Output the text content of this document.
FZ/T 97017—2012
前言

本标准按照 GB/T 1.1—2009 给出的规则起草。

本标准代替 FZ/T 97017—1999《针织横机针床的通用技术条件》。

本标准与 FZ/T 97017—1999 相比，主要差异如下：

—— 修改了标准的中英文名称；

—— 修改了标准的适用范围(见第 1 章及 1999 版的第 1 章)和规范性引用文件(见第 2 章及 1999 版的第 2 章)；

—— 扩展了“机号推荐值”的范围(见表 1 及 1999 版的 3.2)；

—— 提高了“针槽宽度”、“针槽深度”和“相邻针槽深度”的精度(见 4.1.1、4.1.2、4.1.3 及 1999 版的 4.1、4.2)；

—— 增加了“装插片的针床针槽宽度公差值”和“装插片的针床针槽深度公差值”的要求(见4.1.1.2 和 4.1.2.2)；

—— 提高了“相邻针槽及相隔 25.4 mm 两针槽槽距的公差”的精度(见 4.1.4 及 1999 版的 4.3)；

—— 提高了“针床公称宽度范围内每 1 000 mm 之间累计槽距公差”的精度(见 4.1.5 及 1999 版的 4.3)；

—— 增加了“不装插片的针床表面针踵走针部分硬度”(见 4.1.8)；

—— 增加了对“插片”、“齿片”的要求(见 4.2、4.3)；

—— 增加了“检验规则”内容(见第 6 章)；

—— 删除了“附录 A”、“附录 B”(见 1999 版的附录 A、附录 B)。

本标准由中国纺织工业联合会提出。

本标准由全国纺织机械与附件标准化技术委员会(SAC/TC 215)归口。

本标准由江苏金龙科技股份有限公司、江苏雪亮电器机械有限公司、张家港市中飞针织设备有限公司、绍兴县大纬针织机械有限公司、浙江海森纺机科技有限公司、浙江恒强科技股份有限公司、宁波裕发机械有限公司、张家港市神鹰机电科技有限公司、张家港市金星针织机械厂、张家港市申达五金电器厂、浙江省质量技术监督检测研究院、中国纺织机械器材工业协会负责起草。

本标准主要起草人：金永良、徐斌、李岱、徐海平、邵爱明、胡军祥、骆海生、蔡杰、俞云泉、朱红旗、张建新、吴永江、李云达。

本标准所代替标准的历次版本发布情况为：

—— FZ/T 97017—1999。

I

- - - -

== Work instructions ==
Every entry above should be retyped exactly as shown.

== Solution to this exercise ==
Output the text content of this document.
FZ/T 97017—2012
前言

本标准按照 GB/T 1.1—2009 给出的规则起草。

本标准代替 FZ/T 97017—1999《针织横机针床的通用技术条件》。

本标准与 FZ/T 97017—1999 相比，主要差异如下：

—— 修改了标准的中英文名称；

—— 修改了标准的适用范围(见第 1 章及 1999 版的第 1 章)和规范性引用文件(见第 2 章及 1999 版的第 2 章)；

—— 扩展了“机号推荐值”的范围(见表 1 及 1999 版的 3.2)；

—— 提高了“针槽宽度”、“针槽深度”和“相邻针槽深度”的精度(见 4.1.1、4.1.2、4.1.3 及 1999 版的 4.1、4.2)；

—— 增加了“装插片的针床针槽宽度公差值”和“装插片的针床针槽深度公差值”的要求(见4.1.1.2 和 4.1.2.2)；

—— 提高了“相邻针槽及相隔 25.4 mm 两针槽槽距的公差”的精度(见 4.1.4 及 1999 版的 4.3)；

—— 提高了“针床公称宽度范围内每 1 000 mm 之间累计槽距公差”的精度(见 4.1.5 及 1999 版的 4.3)；

—— 增加了“不装插片的针床表面针踵走针部分硬度”(见 4.1.8)；

—— 增加了对“插片”、“齿片”的要求(见 4.2、4.3)；

—— 增加了“检验规则”内容(见第 6 章)；

—— 删除了“附录 A”、“附录 B”(见 1999 版的附录 A、附录 B)。

本标准由中国纺织工业联合会提出。

本标准由全国纺织机械与附件标准化技术委员会(SAC/TC 215)归口。

本标准由江苏金龙科技股份有限公司、江苏雪亮电器机械有限公司、张家港市中飞针织设备有限公司、绍兴县大纬针织机械有限公司、浙江海森纺机科技有限公司、浙江恒强科技股份有限公司、宁波裕发机械有限公司、张家港市神鹰机电科技有限公司、张家港市金星针织机械厂、张家港市申达五金电器厂、浙江省质量技术监督检测研究院、中国纺织机械器材工业协会负责起草。

本标准主要起草人：金永良、徐斌、李岱、徐海平、邵爱明、胡军祥、骆海生、蔡杰、俞云泉、朱红旗、张建新、吴永江、李云达。

本标准所代替标准的历次版本发布情况为：

—— FZ/T 97017—1999。

I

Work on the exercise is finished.